-- PROMPT --
Tally the lines in the following entries that include the word "color"; state only the total.
— BEGIN DATASET RECORDS —
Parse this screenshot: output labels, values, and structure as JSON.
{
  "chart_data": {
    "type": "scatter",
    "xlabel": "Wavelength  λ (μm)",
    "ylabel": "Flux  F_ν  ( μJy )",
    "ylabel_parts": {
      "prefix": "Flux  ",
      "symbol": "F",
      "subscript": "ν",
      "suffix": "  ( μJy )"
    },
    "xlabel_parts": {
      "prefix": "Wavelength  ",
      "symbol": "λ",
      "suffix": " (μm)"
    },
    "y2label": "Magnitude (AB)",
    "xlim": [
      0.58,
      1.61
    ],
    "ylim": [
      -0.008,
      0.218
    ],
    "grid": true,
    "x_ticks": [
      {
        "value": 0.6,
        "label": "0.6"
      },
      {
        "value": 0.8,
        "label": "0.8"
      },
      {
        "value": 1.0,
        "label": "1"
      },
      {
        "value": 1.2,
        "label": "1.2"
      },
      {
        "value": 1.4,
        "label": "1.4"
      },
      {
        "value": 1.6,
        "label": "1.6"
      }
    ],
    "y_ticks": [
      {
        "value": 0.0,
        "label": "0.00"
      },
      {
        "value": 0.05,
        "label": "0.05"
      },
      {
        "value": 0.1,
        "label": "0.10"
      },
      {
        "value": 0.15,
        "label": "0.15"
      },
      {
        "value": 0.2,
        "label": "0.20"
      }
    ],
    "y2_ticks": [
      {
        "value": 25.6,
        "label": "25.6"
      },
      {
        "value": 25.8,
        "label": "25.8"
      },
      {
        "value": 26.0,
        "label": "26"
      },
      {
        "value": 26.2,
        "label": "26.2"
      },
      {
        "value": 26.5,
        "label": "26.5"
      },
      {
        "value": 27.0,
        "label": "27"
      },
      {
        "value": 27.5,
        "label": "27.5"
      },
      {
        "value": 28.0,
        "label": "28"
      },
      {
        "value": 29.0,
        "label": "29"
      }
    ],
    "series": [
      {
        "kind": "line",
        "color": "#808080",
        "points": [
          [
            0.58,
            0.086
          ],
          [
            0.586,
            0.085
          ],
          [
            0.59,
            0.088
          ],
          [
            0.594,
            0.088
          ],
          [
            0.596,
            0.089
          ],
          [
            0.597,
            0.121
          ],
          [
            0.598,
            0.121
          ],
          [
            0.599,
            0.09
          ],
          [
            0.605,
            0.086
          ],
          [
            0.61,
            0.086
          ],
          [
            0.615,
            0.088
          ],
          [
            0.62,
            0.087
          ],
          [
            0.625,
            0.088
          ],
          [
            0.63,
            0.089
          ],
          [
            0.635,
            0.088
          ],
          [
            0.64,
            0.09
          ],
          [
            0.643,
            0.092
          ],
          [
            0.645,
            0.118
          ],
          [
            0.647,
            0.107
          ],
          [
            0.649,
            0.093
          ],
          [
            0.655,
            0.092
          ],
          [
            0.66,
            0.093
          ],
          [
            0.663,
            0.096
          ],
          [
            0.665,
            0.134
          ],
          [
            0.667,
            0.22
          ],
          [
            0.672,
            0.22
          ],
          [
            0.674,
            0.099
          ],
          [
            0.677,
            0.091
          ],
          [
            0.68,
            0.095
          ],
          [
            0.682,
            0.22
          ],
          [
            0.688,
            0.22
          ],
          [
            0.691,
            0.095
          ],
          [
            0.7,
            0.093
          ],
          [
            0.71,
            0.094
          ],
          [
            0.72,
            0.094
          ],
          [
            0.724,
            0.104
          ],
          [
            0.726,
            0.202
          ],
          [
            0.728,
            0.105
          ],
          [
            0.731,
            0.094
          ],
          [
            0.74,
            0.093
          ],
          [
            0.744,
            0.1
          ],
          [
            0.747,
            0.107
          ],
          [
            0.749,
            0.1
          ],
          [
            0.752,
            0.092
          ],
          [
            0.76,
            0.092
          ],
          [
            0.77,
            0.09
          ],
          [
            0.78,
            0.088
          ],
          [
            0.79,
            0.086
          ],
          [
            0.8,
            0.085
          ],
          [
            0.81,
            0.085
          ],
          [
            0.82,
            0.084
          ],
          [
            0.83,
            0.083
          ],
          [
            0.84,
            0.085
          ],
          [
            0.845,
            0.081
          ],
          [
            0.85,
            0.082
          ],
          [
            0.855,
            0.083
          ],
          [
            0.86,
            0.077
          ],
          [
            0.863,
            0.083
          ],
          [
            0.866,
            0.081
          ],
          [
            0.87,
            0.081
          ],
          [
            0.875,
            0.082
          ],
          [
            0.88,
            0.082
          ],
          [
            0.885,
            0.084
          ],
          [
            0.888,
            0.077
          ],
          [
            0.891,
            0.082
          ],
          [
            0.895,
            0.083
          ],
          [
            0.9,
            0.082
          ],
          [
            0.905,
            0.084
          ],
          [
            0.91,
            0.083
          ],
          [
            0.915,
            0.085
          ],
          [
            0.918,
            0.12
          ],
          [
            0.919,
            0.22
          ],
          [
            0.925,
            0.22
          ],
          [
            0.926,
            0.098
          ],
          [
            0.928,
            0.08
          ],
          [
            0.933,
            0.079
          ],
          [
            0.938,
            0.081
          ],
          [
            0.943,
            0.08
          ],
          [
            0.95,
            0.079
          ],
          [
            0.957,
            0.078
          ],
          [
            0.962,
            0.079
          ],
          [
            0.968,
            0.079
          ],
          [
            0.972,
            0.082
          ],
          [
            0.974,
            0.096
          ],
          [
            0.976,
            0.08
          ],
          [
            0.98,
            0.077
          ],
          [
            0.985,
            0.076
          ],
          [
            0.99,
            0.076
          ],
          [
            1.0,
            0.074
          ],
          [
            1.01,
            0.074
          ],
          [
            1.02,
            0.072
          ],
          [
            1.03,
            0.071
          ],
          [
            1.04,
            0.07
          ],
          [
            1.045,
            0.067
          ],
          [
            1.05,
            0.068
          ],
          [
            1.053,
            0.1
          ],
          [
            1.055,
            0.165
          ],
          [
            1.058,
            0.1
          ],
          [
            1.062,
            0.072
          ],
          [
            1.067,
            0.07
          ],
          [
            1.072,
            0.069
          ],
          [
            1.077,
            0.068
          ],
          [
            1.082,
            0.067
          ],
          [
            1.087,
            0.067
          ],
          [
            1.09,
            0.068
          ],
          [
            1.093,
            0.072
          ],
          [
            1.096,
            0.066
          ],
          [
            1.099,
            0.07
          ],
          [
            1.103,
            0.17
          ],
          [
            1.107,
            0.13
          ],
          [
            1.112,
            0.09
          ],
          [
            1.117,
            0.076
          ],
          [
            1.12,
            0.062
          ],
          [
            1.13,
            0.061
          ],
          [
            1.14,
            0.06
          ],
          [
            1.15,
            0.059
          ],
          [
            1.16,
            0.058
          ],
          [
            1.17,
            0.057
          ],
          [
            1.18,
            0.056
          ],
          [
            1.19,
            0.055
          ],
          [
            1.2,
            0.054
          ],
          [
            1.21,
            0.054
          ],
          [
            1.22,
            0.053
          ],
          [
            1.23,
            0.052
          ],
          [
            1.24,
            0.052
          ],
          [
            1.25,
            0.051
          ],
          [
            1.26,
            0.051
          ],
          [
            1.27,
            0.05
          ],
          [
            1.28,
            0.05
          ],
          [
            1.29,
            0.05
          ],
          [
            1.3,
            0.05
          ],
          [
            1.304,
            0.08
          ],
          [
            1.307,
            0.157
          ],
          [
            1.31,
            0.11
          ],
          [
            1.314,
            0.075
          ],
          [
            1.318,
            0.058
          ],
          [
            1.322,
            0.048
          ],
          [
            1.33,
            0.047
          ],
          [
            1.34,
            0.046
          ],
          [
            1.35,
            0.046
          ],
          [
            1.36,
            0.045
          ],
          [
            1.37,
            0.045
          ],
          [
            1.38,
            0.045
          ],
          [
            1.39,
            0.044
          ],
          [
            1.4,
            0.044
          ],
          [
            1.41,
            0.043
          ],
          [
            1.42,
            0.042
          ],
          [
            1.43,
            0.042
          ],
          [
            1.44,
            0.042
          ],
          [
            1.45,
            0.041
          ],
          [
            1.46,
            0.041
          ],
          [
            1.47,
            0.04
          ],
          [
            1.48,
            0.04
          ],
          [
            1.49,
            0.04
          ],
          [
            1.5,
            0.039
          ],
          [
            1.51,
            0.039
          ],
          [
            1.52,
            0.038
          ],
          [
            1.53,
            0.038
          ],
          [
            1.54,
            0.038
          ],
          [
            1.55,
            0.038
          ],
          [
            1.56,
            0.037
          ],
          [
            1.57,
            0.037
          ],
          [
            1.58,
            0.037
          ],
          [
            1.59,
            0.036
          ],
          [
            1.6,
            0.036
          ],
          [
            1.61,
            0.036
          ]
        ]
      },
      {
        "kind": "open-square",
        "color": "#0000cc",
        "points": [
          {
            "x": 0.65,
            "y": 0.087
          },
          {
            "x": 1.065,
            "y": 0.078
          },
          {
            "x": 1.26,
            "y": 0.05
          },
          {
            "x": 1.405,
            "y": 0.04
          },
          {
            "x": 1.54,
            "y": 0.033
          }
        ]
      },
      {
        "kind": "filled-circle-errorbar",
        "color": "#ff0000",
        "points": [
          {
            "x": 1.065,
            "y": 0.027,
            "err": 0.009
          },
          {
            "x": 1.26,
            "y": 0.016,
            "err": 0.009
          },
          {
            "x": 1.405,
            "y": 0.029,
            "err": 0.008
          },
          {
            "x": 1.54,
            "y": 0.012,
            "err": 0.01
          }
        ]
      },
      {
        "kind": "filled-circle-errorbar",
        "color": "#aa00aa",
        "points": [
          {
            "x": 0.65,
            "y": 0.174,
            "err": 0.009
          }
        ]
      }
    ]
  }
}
— END DATASET RECORDS —
-- RESULT OF THIS TASK --
4